Work instructions » From the entries below, please gather each line containing the string "title".

Exercise data »
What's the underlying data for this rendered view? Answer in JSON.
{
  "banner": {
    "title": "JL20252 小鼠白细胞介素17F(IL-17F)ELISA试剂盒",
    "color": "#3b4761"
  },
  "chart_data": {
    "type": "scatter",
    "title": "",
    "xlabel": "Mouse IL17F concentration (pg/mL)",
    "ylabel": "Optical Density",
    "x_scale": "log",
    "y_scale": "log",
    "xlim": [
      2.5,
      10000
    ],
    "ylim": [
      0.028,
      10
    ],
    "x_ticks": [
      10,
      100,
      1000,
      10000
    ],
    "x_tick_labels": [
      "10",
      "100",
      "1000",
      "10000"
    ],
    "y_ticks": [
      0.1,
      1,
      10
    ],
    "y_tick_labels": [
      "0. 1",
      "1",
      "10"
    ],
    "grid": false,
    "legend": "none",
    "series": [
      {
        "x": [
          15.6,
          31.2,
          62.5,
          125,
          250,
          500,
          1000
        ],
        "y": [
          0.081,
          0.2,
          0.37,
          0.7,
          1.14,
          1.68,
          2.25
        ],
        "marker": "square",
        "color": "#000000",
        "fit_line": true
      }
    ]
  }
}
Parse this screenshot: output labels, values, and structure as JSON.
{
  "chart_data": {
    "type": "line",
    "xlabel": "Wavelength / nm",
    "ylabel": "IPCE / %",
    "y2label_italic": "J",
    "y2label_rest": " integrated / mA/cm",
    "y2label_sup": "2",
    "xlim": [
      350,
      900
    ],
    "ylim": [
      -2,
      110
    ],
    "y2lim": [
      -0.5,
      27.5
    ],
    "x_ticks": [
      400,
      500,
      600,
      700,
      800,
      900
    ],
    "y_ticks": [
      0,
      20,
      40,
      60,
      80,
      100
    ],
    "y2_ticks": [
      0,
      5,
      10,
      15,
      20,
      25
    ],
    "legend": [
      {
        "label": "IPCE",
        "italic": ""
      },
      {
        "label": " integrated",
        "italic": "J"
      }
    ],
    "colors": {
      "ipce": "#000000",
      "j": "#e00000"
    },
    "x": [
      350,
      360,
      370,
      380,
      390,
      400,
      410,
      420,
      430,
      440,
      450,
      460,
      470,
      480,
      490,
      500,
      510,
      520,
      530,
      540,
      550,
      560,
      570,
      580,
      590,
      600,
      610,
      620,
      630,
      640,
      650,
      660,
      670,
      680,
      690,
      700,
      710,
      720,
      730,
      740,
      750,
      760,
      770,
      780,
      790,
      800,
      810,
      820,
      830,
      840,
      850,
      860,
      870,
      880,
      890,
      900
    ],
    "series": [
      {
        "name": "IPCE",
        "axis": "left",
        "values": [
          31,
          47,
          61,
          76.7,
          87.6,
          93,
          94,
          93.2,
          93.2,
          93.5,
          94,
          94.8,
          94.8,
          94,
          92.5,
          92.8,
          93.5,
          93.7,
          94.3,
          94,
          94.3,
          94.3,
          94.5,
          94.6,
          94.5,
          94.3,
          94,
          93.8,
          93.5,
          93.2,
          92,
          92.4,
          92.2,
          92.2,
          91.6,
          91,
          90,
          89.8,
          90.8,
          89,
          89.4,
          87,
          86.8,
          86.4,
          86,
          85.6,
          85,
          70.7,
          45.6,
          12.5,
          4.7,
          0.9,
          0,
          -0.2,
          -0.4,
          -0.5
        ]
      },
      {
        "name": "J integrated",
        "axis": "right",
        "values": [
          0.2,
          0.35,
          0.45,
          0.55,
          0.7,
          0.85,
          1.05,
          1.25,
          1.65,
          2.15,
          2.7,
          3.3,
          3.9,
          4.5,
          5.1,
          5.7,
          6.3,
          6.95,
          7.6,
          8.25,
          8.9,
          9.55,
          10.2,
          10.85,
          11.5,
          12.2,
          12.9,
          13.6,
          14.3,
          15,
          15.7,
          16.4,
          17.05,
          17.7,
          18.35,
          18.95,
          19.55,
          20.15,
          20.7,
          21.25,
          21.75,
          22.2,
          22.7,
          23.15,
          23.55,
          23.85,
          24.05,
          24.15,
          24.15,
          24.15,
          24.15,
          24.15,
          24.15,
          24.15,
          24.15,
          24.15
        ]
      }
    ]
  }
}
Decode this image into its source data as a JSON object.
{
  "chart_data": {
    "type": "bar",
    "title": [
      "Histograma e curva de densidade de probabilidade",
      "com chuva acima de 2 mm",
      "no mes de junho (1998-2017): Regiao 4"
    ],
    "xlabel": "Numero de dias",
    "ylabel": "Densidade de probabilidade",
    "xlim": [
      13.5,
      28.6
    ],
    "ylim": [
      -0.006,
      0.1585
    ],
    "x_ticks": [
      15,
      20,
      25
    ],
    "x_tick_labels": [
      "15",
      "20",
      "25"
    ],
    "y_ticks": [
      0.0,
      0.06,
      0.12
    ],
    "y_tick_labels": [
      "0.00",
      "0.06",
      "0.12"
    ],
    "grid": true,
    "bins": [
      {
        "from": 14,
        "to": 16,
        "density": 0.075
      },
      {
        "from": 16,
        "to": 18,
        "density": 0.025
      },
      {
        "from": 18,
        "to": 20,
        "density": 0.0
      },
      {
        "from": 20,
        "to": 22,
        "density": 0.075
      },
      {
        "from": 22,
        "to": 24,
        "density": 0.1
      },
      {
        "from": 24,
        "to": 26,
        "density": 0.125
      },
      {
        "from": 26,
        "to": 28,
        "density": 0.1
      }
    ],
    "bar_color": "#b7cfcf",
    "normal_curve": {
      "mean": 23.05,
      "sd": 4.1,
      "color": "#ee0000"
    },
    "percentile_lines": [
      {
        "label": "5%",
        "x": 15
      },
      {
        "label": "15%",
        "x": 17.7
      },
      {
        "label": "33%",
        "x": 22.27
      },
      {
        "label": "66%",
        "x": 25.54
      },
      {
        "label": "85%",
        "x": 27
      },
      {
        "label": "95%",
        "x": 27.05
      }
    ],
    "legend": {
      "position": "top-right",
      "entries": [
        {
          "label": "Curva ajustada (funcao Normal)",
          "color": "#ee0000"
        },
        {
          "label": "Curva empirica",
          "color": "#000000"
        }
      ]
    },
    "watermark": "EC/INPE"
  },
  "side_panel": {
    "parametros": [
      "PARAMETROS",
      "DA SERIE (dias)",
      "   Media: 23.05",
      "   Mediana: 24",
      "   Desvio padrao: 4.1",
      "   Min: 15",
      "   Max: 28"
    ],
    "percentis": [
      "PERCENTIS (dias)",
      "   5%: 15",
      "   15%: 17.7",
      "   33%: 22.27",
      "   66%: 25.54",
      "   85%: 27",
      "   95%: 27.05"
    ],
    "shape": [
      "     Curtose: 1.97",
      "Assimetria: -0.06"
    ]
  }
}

Reply to the exercise »
    "title": "JL20252 小鼠白细胞介素17F(IL-17F)ELISA试剂盒",
    "title": "",
    "title": [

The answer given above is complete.